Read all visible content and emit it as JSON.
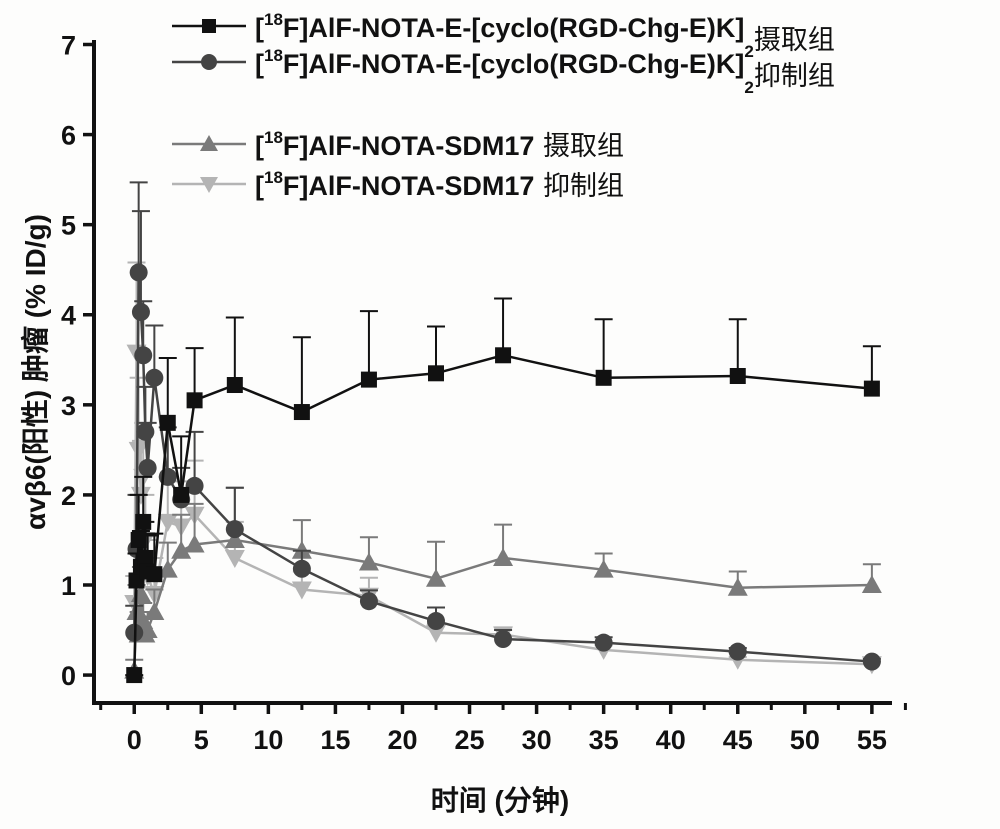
{
  "chart_data": {
    "type": "line",
    "title": "",
    "xlabel": "时间 (分钟)",
    "ylabel": "αvβ6(阳性) 肿瘤 (% ID/g)",
    "xlim": [
      -3,
      56.5
    ],
    "ylim": [
      -0.31,
      7.05
    ],
    "xticks": [
      0,
      5,
      10,
      15,
      20,
      25,
      30,
      35,
      40,
      45,
      50,
      55
    ],
    "yticks": [
      0,
      1,
      2,
      3,
      4,
      5,
      6,
      7
    ],
    "grid": false,
    "legend_position": "top-right",
    "series": [
      {
        "name": "[18F]AlF-NOTA-E-[cyclo(RGD-Chg-E)K]2摄取组",
        "legend": {
          "pre": "[",
          "sup": "18",
          "main": "F]AlF-NOTA-E-[cyclo(RGD-Chg-E)K]",
          "sub": "2",
          "suffix": "摄取组"
        },
        "marker": "square",
        "color": "#111111",
        "x": [
          0,
          0.17,
          0.33,
          0.5,
          0.67,
          0.83,
          1,
          1.5,
          2.5,
          3.5,
          4.5,
          7.5,
          12.5,
          17.5,
          22.5,
          27.5,
          35,
          45,
          55
        ],
        "y": [
          0,
          1.05,
          1.5,
          1.2,
          1.7,
          1.3,
          1.15,
          1.12,
          2.8,
          2.0,
          3.05,
          3.22,
          2.92,
          3.28,
          3.35,
          3.55,
          3.3,
          3.32,
          3.18
        ],
        "err": [
          0,
          0.3,
          0.5,
          0.4,
          0.5,
          0.4,
          0.4,
          0.45,
          0.72,
          0.65,
          0.58,
          0.75,
          0.83,
          0.76,
          0.52,
          0.63,
          0.65,
          0.63,
          0.47
        ]
      },
      {
        "name": "[18F]AlF-NOTA-E-[cyclo(RGD-Chg-E)K]2抑制组",
        "legend": {
          "pre": "[",
          "sup": "18",
          "main": "F]AlF-NOTA-E-[cyclo(RGD-Chg-E)K]",
          "sub": "2",
          "suffix": "抑制组"
        },
        "marker": "circle",
        "color": "#444444",
        "x": [
          0,
          0.17,
          0.33,
          0.5,
          0.67,
          0.83,
          1,
          1.5,
          2.5,
          3.5,
          4.5,
          7.5,
          12.5,
          17.5,
          22.5,
          27.5,
          35,
          45,
          55
        ],
        "y": [
          0.47,
          1.4,
          4.47,
          4.03,
          3.55,
          2.7,
          2.3,
          3.3,
          2.2,
          1.95,
          2.1,
          1.62,
          1.18,
          0.82,
          0.6,
          0.4,
          0.36,
          0.26,
          0.15
        ],
        "err": [
          0.3,
          0.6,
          1.0,
          1.12,
          0.6,
          0.5,
          0.5,
          0.58,
          0.55,
          0.35,
          0.6,
          0.46,
          0.2,
          0.12,
          0.15,
          0.1,
          0.06,
          0.04,
          0.03
        ]
      },
      {
        "name": "[18F]AlF-NOTA-SDM17 摄取组",
        "legend": {
          "pre": "[",
          "sup": "18",
          "main": "F]AlF-NOTA-SDM17",
          "sub": "",
          "suffix": " 摄取组"
        },
        "marker": "triangle-up",
        "color": "#7a7a7a",
        "x": [
          0,
          0.17,
          0.33,
          0.5,
          0.67,
          0.83,
          1,
          1.5,
          2.5,
          3.5,
          4.5,
          7.5,
          12.5,
          17.5,
          22.5,
          27.5,
          35,
          45,
          55
        ],
        "y": [
          0.05,
          0.7,
          0.45,
          0.9,
          0.6,
          0.45,
          0.5,
          0.7,
          1.17,
          1.38,
          1.45,
          1.5,
          1.38,
          1.25,
          1.07,
          1.3,
          1.17,
          0.97,
          1.0
        ],
        "err": [
          0.12,
          0.3,
          0.25,
          0.3,
          0.2,
          0.2,
          0.2,
          0.25,
          0.3,
          0.4,
          0.45,
          0.58,
          0.34,
          0.28,
          0.41,
          0.37,
          0.18,
          0.18,
          0.23
        ]
      },
      {
        "name": "[18F]AlF-NOTA-SDM17 抑制组",
        "legend": {
          "pre": "[",
          "sup": "18",
          "main": "F]AlF-NOTA-SDM17",
          "sub": "",
          "suffix": " 抑制组"
        },
        "marker": "triangle-down",
        "color": "#b4b4b4",
        "x": [
          0,
          0.17,
          0.33,
          0.5,
          0.67,
          0.83,
          1,
          1.5,
          2.5,
          3.5,
          4.5,
          7.5,
          12.5,
          17.5,
          22.5,
          27.5,
          35,
          45,
          55
        ],
        "y": [
          0.8,
          3.58,
          2.5,
          2.0,
          2.2,
          1.5,
          1.1,
          0.9,
          1.7,
          1.65,
          1.78,
          1.3,
          0.95,
          0.88,
          0.47,
          0.45,
          0.28,
          0.17,
          0.12
        ],
        "err": [
          0.3,
          1.0,
          0.8,
          0.6,
          0.6,
          0.5,
          0.4,
          0.4,
          0.5,
          0.5,
          0.6,
          0.4,
          0.2,
          0.2,
          0.1,
          0.08,
          0.05,
          0.03,
          0.03
        ]
      }
    ]
  }
}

# [Problem to work on]
Copy the records exactly as they appear, excluding images.

# [Reply]
Read all visible content and emit it as JSON.
{
  "chart_data": {
    "type": "line",
    "title": "",
    "xlabel": "时间 (分钟)",
    "ylabel": "αvβ6(阳性) 肿瘤 (% ID/g)",
    "xlim": [
      -3,
      56.5
    ],
    "ylim": [
      -0.31,
      7.05
    ],
    "xticks": [
      0,
      5,
      10,
      15,
      20,
      25,
      30,
      35,
      40,
      45,
      50,
      55
    ],
    "yticks": [
      0,
      1,
      2,
      3,
      4,
      5,
      6,
      7
    ],
    "grid": false,
    "legend_position": "top-right",
    "series": [
      {
        "name": "[18F]AlF-NOTA-E-[cyclo(RGD-Chg-E)K]2摄取组",
        "legend": {
          "pre": "[",
          "sup": "18",
          "main": "F]AlF-NOTA-E-[cyclo(RGD-Chg-E)K]",
          "sub": "2",
          "suffix": "摄取组"
        },
        "marker": "square",
        "color": "#111111",
        "x": [
          0,
          0.17,
          0.33,
          0.5,
          0.67,
          0.83,
          1,
          1.5,
          2.5,
          3.5,
          4.5,
          7.5,
          12.5,
          17.5,
          22.5,
          27.5,
          35,
          45,
          55
        ],
        "y": [
          0,
          1.05,
          1.5,
          1.2,
          1.7,
          1.3,
          1.15,
          1.12,
          2.8,
          2.0,
          3.05,
          3.22,
          2.92,
          3.28,
          3.35,
          3.55,
          3.3,
          3.32,
          3.18
        ],
        "err": [
          0,
          0.3,
          0.5,
          0.4,
          0.5,
          0.4,
          0.4,
          0.45,
          0.72,
          0.65,
          0.58,
          0.75,
          0.83,
          0.76,
          0.52,
          0.63,
          0.65,
          0.63,
          0.47
        ]
      },
      {
        "name": "[18F]AlF-NOTA-E-[cyclo(RGD-Chg-E)K]2抑制组",
        "legend": {
          "pre": "[",
          "sup": "18",
          "main": "F]AlF-NOTA-E-[cyclo(RGD-Chg-E)K]",
          "sub": "2",
          "suffix": "抑制组"
        },
        "marker": "circle",
        "color": "#444444",
        "x": [
          0,
          0.17,
          0.33,
          0.5,
          0.67,
          0.83,
          1,
          1.5,
          2.5,
          3.5,
          4.5,
          7.5,
          12.5,
          17.5,
          22.5,
          27.5,
          35,
          45,
          55
        ],
        "y": [
          0.47,
          1.4,
          4.47,
          4.03,
          3.55,
          2.7,
          2.3,
          3.3,
          2.2,
          1.95,
          2.1,
          1.62,
          1.18,
          0.82,
          0.6,
          0.4,
          0.36,
          0.26,
          0.15
        ],
        "err": [
          0.3,
          0.6,
          1.0,
          1.12,
          0.6,
          0.5,
          0.5,
          0.58,
          0.55,
          0.35,
          0.6,
          0.46,
          0.2,
          0.12,
          0.15,
          0.1,
          0.06,
          0.04,
          0.03
        ]
      },
      {
        "name": "[18F]AlF-NOTA-SDM17 摄取组",
        "legend": {
          "pre": "[",
          "sup": "18",
          "main": "F]AlF-NOTA-SDM17",
          "sub": "",
          "suffix": " 摄取组"
        },
        "marker": "triangle-up",
        "color": "#7a7a7a",
        "x": [
          0,
          0.17,
          0.33,
          0.5,
          0.67,
          0.83,
          1,
          1.5,
          2.5,
          3.5,
          4.5,
          7.5,
          12.5,
          17.5,
          22.5,
          27.5,
          35,
          45,
          55
        ],
        "y": [
          0.05,
          0.7,
          0.45,
          0.9,
          0.6,
          0.45,
          0.5,
          0.7,
          1.17,
          1.38,
          1.45,
          1.5,
          1.38,
          1.25,
          1.07,
          1.3,
          1.17,
          0.97,
          1.0
        ],
        "err": [
          0.12,
          0.3,
          0.25,
          0.3,
          0.2,
          0.2,
          0.2,
          0.25,
          0.3,
          0.4,
          0.45,
          0.58,
          0.34,
          0.28,
          0.41,
          0.37,
          0.18,
          0.18,
          0.23
        ]
      },
      {
        "name": "[18F]AlF-NOTA-SDM17 抑制组",
        "legend": {
          "pre": "[",
          "sup": "18",
          "main": "F]AlF-NOTA-SDM17",
          "sub": "",
          "suffix": " 抑制组"
        },
        "marker": "triangle-down",
        "color": "#b4b4b4",
        "x": [
          0,
          0.17,
          0.33,
          0.5,
          0.67,
          0.83,
          1,
          1.5,
          2.5,
          3.5,
          4.5,
          7.5,
          12.5,
          17.5,
          22.5,
          27.5,
          35,
          45,
          55
        ],
        "y": [
          0.8,
          3.58,
          2.5,
          2.0,
          2.2,
          1.5,
          1.1,
          0.9,
          1.7,
          1.65,
          1.78,
          1.3,
          0.95,
          0.88,
          0.47,
          0.45,
          0.28,
          0.17,
          0.12
        ],
        "err": [
          0.3,
          1.0,
          0.8,
          0.6,
          0.6,
          0.5,
          0.4,
          0.4,
          0.5,
          0.5,
          0.6,
          0.4,
          0.2,
          0.2,
          0.1,
          0.08,
          0.05,
          0.03,
          0.03
        ]
      }
    ]
  }
}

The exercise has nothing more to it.